== AIM ==
Report, word for word, every line of the material that contains "Registry".

== LISTED RECORDS ==
━━━━━━━━━━
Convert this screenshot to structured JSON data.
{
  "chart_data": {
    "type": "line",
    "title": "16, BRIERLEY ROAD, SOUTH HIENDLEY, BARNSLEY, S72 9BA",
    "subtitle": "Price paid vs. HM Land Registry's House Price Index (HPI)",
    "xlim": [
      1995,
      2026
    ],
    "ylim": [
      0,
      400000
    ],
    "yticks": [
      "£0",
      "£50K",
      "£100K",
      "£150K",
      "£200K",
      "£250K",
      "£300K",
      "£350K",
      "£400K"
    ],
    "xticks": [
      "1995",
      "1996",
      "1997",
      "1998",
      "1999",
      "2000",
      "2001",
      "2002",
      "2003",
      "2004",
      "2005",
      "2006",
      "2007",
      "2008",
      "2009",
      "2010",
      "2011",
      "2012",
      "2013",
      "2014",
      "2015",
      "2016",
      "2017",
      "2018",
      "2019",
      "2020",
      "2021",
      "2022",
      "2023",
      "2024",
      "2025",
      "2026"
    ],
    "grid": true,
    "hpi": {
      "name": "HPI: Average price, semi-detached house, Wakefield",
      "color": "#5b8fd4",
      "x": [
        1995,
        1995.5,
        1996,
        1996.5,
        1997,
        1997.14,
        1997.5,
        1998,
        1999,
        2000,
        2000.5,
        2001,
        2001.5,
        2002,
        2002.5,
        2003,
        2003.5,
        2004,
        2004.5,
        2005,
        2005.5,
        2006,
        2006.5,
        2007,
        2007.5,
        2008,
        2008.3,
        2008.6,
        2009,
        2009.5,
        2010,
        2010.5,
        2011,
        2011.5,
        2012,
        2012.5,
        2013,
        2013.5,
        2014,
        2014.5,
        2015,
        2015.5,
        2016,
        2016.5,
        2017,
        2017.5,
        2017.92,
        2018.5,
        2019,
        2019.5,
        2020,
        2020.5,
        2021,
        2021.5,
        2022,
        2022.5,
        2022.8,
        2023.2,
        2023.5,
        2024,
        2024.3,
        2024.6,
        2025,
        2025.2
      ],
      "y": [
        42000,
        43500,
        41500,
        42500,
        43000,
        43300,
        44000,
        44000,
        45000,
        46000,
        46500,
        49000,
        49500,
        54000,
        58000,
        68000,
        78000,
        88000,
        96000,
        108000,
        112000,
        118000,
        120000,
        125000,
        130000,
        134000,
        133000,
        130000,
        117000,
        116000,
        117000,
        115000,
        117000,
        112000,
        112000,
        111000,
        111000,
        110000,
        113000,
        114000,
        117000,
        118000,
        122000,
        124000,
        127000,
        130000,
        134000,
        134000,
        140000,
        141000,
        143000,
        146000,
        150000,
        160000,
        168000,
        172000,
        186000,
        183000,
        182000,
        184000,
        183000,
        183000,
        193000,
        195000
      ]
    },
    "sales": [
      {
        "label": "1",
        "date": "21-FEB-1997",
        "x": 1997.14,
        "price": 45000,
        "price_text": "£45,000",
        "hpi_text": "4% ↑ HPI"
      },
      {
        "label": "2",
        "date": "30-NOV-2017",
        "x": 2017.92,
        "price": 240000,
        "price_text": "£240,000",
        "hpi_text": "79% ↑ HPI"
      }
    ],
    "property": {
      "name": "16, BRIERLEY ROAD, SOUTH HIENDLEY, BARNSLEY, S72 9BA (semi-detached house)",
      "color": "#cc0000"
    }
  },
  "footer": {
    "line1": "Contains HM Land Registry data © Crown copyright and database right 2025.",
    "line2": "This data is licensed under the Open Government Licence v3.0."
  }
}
━━━━━━━━━━
== RESPONSE TO THE EXERCISE ==
    "subtitle": "Price paid vs. HM Land Registry's House Price Index (HPI)",
    "line1": "Contains HM Land Registry data © Crown copyright and database right 2025.",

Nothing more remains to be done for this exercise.